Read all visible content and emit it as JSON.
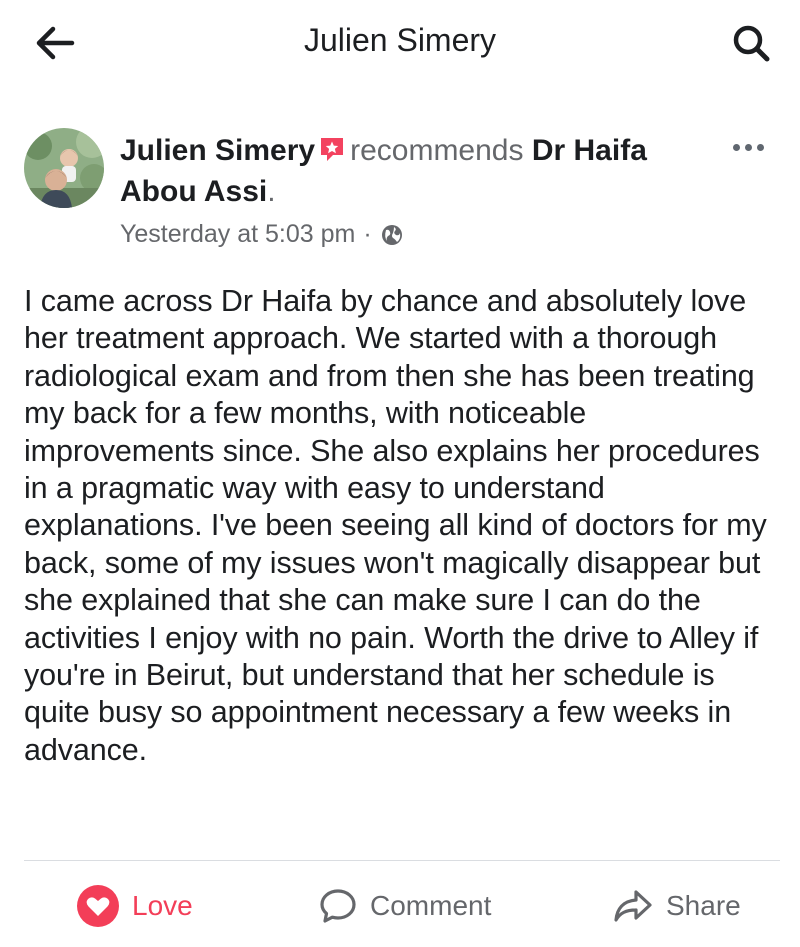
{
  "topbar": {
    "title": "Julien Simery",
    "back_icon": "arrow-left-icon",
    "search_icon": "search-icon"
  },
  "post": {
    "author": "Julien Simery",
    "recommend_badge_icon": "recommendation-star-icon",
    "recommends_text": "recommends",
    "page_name": "Dr Haifa Abou Assi",
    "page_name_suffix": ".",
    "timestamp": "Yesterday at 5:03 pm",
    "separator": "·",
    "privacy_icon": "globe-icon",
    "more_icon": "more-options-icon",
    "body": "I came across Dr Haifa by chance and absolutely love her treatment approach. We started with a thorough radiological exam and from then she has been treating my back for a few months, with noticeable improvements since. She also explains her procedures in a pragmatic way with easy to understand explanations. I've been seeing all kind of doctors for my back, some of my issues won't magically disappear but she explained that she can make sure I can do the activities I enjoy with no pain. Worth the drive to Alley if you're in Beirut, but understand that her schedule is quite busy so appointment necessary a few weeks in advance."
  },
  "actions": {
    "love_label": "Love",
    "comment_label": "Comment",
    "share_label": "Share"
  },
  "colors": {
    "love": "#f33e58",
    "secondary_text": "#65676b",
    "recommend_badge": "#f3425f",
    "divider": "#dadde1"
  }
}
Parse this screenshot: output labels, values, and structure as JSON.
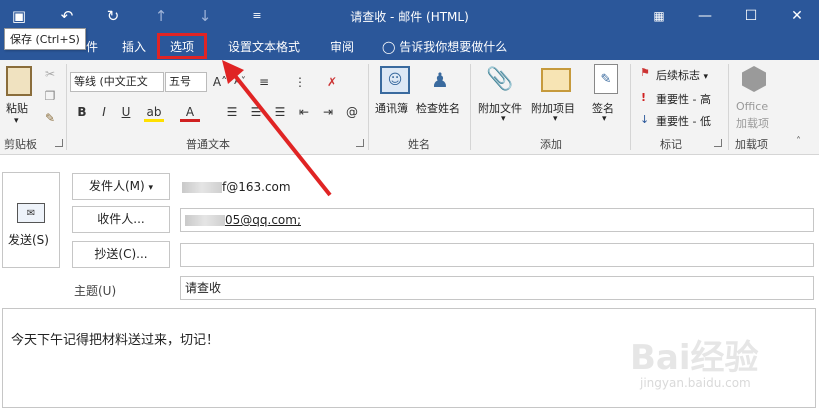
{
  "window": {
    "title": "请查收 - 邮件 (HTML)",
    "tooltip": "保存 (Ctrl+S)"
  },
  "tabs": [
    {
      "label": "件"
    },
    {
      "label": "插入"
    },
    {
      "label": "选项"
    },
    {
      "label": "设置文本格式"
    },
    {
      "label": "审阅"
    }
  ],
  "tell_me": "告诉我你想要做什么",
  "ribbon": {
    "clipboard": {
      "paste": "粘贴",
      "group": "剪贴板"
    },
    "basic_text": {
      "font": "等线 (中文正文",
      "size": "五号",
      "group": "普通文本"
    },
    "names": {
      "address_book": "通讯簿",
      "check_names": "检查姓名",
      "group": "姓名"
    },
    "include": {
      "attach_file": "附加文件",
      "attach_item": "附加项目",
      "signature": "签名",
      "group": "添加"
    },
    "tags": {
      "follow_up": "后续标志",
      "high": "重要性 - 高",
      "low": "重要性 - 低",
      "group": "标记"
    },
    "addins": {
      "office": "Office",
      "office2": "加载项",
      "group": "加载项"
    }
  },
  "mail": {
    "send": "发送(S)",
    "from_label": "发件人(M)",
    "from_value": "f@163.com",
    "to_label": "收件人...",
    "to_value": "05@qq.com;",
    "cc_label": "抄送(C)...",
    "cc_value": "",
    "subject_label": "主题(U)",
    "subject_value": "请查收",
    "body": "今天下午记得把材料送过来，切记！"
  },
  "watermark": {
    "main": "Bai经验",
    "sub": "jingyan.baidu.com"
  },
  "colors": {
    "brand": "#2b579a",
    "highlight": "#e02424"
  }
}
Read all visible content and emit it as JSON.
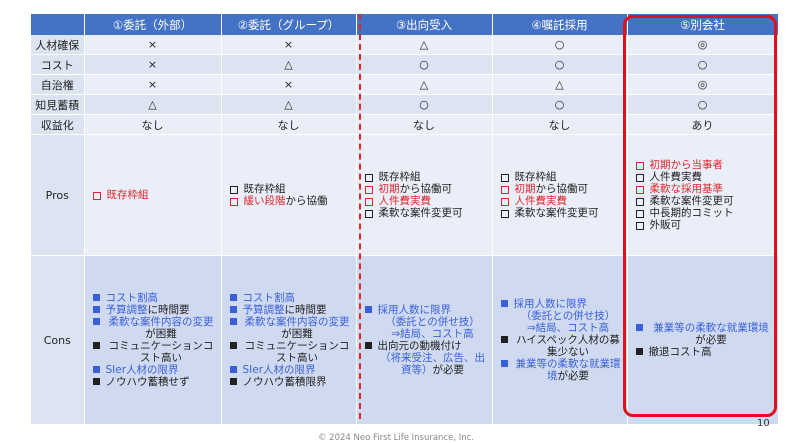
{
  "headers": [
    "",
    "①委託（外部）",
    "②委託（グループ）",
    "③出向受入",
    "④嘱託採用",
    "⑤別会社"
  ],
  "rows": [
    {
      "label": "人材確保",
      "cells": [
        "×",
        "×",
        "△",
        "○",
        "◎"
      ]
    },
    {
      "label": "コスト",
      "cells": [
        "×",
        "△",
        "○",
        "○",
        "○"
      ]
    },
    {
      "label": "自治権",
      "cells": [
        "×",
        "×",
        "△",
        "△",
        "◎"
      ]
    },
    {
      "label": "知見蓄積",
      "cells": [
        "△",
        "△",
        "○",
        "○",
        "○"
      ]
    },
    {
      "label": "収益化",
      "cells": [
        "なし",
        "なし",
        "なし",
        "なし",
        "あり"
      ]
    }
  ],
  "pros": {
    "label": "Pros",
    "c1": [
      "既存枠組"
    ],
    "c2": [
      "既存枠組",
      "緩い段階",
      "から協働"
    ],
    "c3": [
      "既存枠組",
      "初期",
      "から協働可",
      "人件費実費",
      "柔軟な案件変更可"
    ],
    "c4": [
      "既存枠組",
      "初期",
      "から協働可",
      "人件費実費",
      "柔軟な案件変更可"
    ],
    "c5": [
      "初期から当事者",
      "人件費実費",
      "柔軟な採用基準",
      "柔軟な案件変更可",
      "中長期的コミット",
      "外販可"
    ]
  },
  "cons": {
    "label": "Cons",
    "c1": [
      "コスト割高",
      "予算調整",
      "に時間要",
      "柔軟な案件内容の変更",
      "が困難",
      "コミュニケーションコスト高い",
      "SIer人材の限界",
      "ノウハウ蓄積せず"
    ],
    "c2": [
      "コスト割高",
      "予算調整",
      "に時間要",
      "柔軟な案件内容の変更",
      "が困難",
      "コミュニケーションコスト高い",
      "SIer人材の限界",
      "ノウハウ蓄積限界"
    ],
    "c3": [
      "採用人数に限界",
      "（委託との併せ技）",
      "⇒結局、コスト高",
      "出向元の動機付け",
      "（将来受注、広告、出資等）",
      "が必要"
    ],
    "c4": [
      "採用人数に限界",
      "（委託との併せ技）",
      "⇒結局、コスト高",
      "ハイスペック人材の募集少ない",
      "兼業等の柔軟な就業環境",
      "が必要"
    ],
    "c5": [
      "兼業等の柔軟な就業環境",
      "が必要",
      "撤退コスト高"
    ]
  },
  "page_number": "10",
  "copyright": "© 2024 Neo First Life Insurance, Inc."
}
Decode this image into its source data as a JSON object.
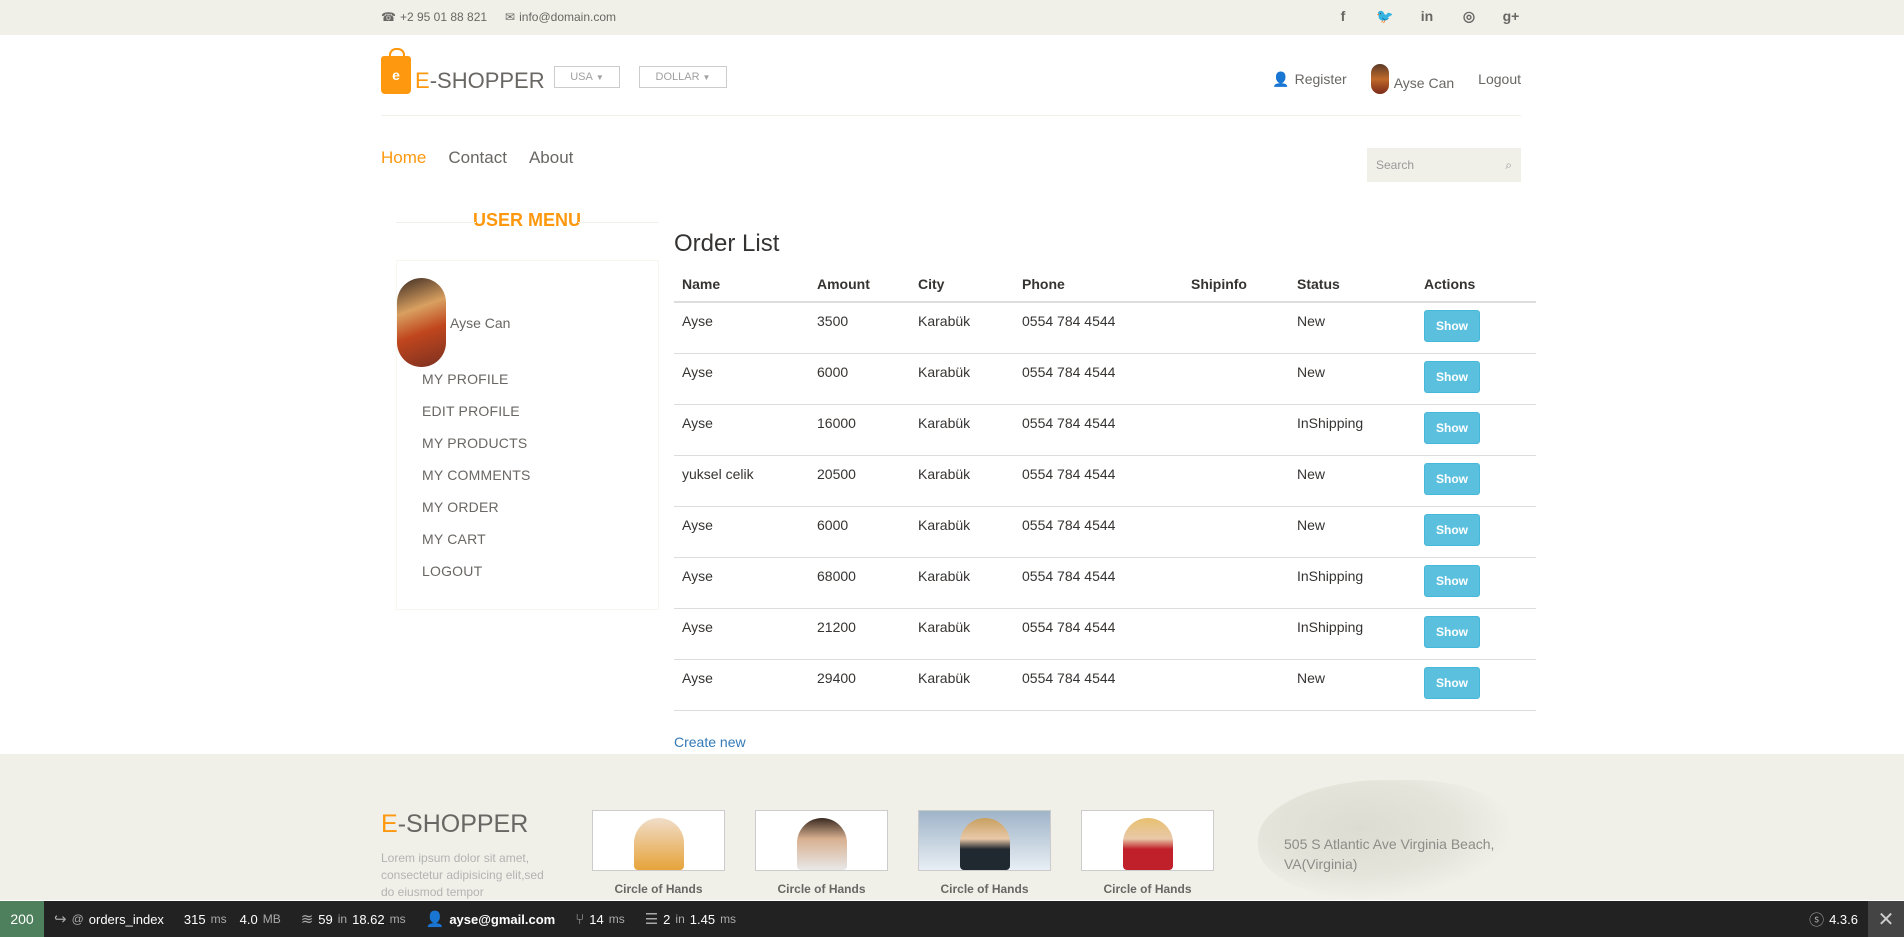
{
  "topbar": {
    "phone": "+2 95 01 88 821",
    "email": "info@domain.com",
    "social": [
      "facebook-icon",
      "twitter-icon",
      "linkedin-icon",
      "dribbble-icon",
      "google-plus-icon"
    ],
    "social_glyphs": [
      "f",
      "🐦",
      "in",
      "◎",
      "g+"
    ]
  },
  "header": {
    "logo_prefix": "E",
    "logo_rest": "-SHOPPER",
    "bag_letter": "e",
    "country": "USA",
    "currency": "DOLLAR",
    "register": "Register",
    "user": "Ayse Can",
    "logout": "Logout"
  },
  "mainmenu": {
    "home": "Home",
    "contact": "Contact",
    "about": "About",
    "search_placeholder": "Search"
  },
  "usermenu": {
    "title": "USER MENU",
    "name": "Ayse Can",
    "items": [
      "MY PROFILE",
      "EDIT PROFILE",
      "MY PRODUCTS",
      "MY COMMENTS",
      "MY ORDER",
      "MY CART",
      "LOGOUT"
    ]
  },
  "orders": {
    "title": "Order List",
    "columns": [
      "Name",
      "Amount",
      "City",
      "Phone",
      "Shipinfo",
      "Status",
      "Actions"
    ],
    "rows": [
      {
        "name": "Ayse",
        "amount": "3500",
        "city": "Karabük",
        "phone": "0554 784 4544",
        "shipinfo": "",
        "status": "New",
        "action": "Show"
      },
      {
        "name": "Ayse",
        "amount": "6000",
        "city": "Karabük",
        "phone": "0554 784 4544",
        "shipinfo": "",
        "status": "New",
        "action": "Show"
      },
      {
        "name": "Ayse",
        "amount": "16000",
        "city": "Karabük",
        "phone": "0554 784 4544",
        "shipinfo": "",
        "status": "InShipping",
        "action": "Show"
      },
      {
        "name": "yuksel celik",
        "amount": "20500",
        "city": "Karabük",
        "phone": "0554 784 4544",
        "shipinfo": "",
        "status": "New",
        "action": "Show"
      },
      {
        "name": "Ayse",
        "amount": "6000",
        "city": "Karabük",
        "phone": "0554 784 4544",
        "shipinfo": "",
        "status": "New",
        "action": "Show"
      },
      {
        "name": "Ayse",
        "amount": "68000",
        "city": "Karabük",
        "phone": "0554 784 4544",
        "shipinfo": "",
        "status": "InShipping",
        "action": "Show"
      },
      {
        "name": "Ayse",
        "amount": "21200",
        "city": "Karabük",
        "phone": "0554 784 4544",
        "shipinfo": "",
        "status": "InShipping",
        "action": "Show"
      },
      {
        "name": "Ayse",
        "amount": "29400",
        "city": "Karabük",
        "phone": "0554 784 4544",
        "shipinfo": "",
        "status": "New",
        "action": "Show"
      }
    ],
    "create_new": "Create new"
  },
  "footer": {
    "logo_prefix": "E",
    "logo_rest": "-SHOPPER",
    "lorem": "Lorem ipsum dolor sit amet, consectetur adipisicing elit,sed do eiusmod tempor",
    "thumbs": [
      "Circle of Hands",
      "Circle of Hands",
      "Circle of Hands",
      "Circle of Hands"
    ],
    "address": "505 S Atlantic Ave Virginia Beach, VA(Virginia)"
  },
  "debug_toolbar": {
    "status_code": "200",
    "route": "orders_index",
    "route_prefix": "@",
    "time_value": "315",
    "time_unit": "ms",
    "memory_value": "4.0",
    "memory_unit": "MB",
    "twig_count": "59",
    "twig_in": "in",
    "twig_time": "18.62",
    "twig_unit": "ms",
    "user": "ayse@gmail.com",
    "event_value": "14",
    "event_unit": "ms",
    "db_count": "2",
    "db_in": "in",
    "db_time": "1.45",
    "db_unit": "ms",
    "version": "4.3.6"
  },
  "colors": {
    "accent": "#fe980f",
    "button": "#5bc0de",
    "link": "#337ab7",
    "toolbar_status": "#4f805d"
  }
}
-------------------------
## What is needed
From the data above, work out how many lines contain the string "Julien" and reply with only the number.

## Finished exercise
2